# SOURCE RECORDS:
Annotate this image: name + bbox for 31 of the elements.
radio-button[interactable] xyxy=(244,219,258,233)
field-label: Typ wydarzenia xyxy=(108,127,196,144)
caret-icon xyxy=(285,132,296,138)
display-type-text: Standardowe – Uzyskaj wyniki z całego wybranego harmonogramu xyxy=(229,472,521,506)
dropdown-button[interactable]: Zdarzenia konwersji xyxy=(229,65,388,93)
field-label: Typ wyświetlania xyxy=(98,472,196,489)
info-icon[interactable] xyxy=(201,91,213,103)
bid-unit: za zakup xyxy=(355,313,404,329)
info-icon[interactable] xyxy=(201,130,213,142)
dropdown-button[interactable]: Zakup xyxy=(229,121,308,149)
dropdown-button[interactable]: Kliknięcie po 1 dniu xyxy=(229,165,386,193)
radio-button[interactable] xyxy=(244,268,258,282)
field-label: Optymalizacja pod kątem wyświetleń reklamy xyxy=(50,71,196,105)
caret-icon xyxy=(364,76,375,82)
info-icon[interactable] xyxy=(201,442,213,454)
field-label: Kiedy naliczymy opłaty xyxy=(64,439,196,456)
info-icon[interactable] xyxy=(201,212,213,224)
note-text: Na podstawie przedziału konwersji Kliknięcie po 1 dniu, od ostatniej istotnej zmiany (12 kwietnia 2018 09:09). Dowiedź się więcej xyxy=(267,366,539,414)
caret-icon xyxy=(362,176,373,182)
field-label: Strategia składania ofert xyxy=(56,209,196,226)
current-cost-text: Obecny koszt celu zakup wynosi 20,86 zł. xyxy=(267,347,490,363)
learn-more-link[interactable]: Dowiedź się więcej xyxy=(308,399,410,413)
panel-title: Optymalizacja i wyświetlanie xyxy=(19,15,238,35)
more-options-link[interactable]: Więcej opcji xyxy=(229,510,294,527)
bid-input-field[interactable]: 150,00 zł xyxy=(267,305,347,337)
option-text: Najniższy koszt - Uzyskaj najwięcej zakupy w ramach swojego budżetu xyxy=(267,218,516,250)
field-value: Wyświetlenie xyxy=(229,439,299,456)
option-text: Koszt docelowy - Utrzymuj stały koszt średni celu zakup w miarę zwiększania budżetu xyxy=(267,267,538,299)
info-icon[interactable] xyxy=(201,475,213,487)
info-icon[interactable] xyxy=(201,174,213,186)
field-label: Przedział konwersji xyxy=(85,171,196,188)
--
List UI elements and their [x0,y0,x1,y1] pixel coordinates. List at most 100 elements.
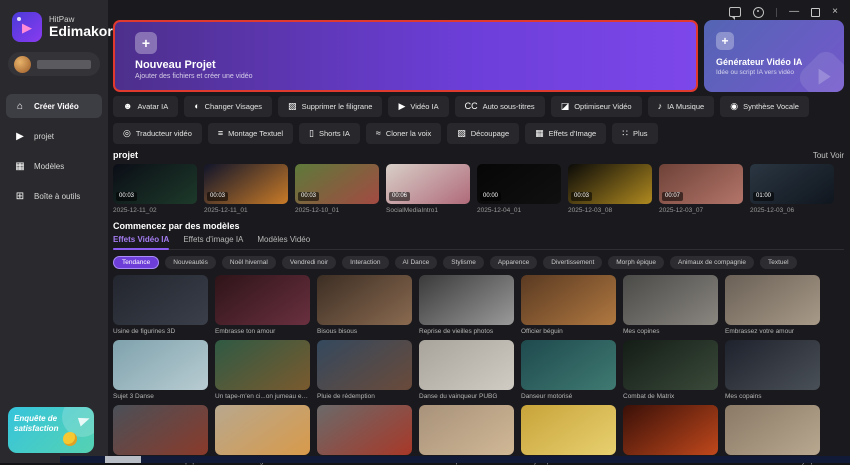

# WRITTEN INSTRUCTION:
Render the items from the line containing "Annotate this image: name" through the line containing "bid-input-field[interactable]: 150,00 zł" as a two-column CSV with the columns "prompt" and "response". Give one row per item, holding its text and its answer, each in a single quoted field with line breaks replaced by spaces.

# RESULT OF THIS EXERCISE:
prompt,response
"Annotate this image: name + bbox for 31 of the elements.","radio-button[interactable] xyxy=(244,219,258,233) field-label: Typ wydarzenia xyxy=(108,127,196,144) caret-icon xyxy=(285,132,296,138) display-type-text: Standardowe – Uzyskaj wyniki z całego wybranego harmonogramu xyxy=(229,472,521,506) dropdown-button[interactable]: Zdarzenia konwersji xyxy=(229,65,388,93) field-label: Typ wyświetlania xyxy=(98,472,196,489) info-icon[interactable] xyxy=(201,91,213,103) bid-unit: za zakup xyxy=(355,313,404,329) info-icon[interactable] xyxy=(201,130,213,142) dropdown-button[interactable]: Zakup xyxy=(229,121,308,149) dropdown-button[interactable]: Kliknięcie po 1 dniu xyxy=(229,165,386,193) radio-button[interactable] xyxy=(244,268,258,282) field-label: Optymalizacja pod kątem wyświetleń reklamy xyxy=(50,71,196,105) caret-icon xyxy=(364,76,375,82) info-icon[interactable] xyxy=(201,442,213,454) field-label: Kiedy naliczymy opłaty xyxy=(64,439,196,456) info-icon[interactable] xyxy=(201,212,213,224) note-text: Na podstawie przedziału konwersji Kliknięcie po 1 dniu, od ostatniej istotnej zmiany (12 kwietnia 2018 09:09). Dowiedź się więcej xyxy=(267,366,539,414) caret-icon xyxy=(362,176,373,182) field-label: Strategia składania ofert xyxy=(56,209,196,226) current-cost-text: Obecny koszt celu zakup wynosi 20,86 zł. xyxy=(267,347,490,363) learn-more-link[interactable]: Dowiedź się więcej xyxy=(308,399,410,413) panel-title: Optymalizacja i wyświetlanie xyxy=(19,15,238,35) more-options-link[interactable]: Więcej opcji xyxy=(229,510,294,527) bid-input-field[interactable]: 150,00 zł xyxy=(267,305,347,337)"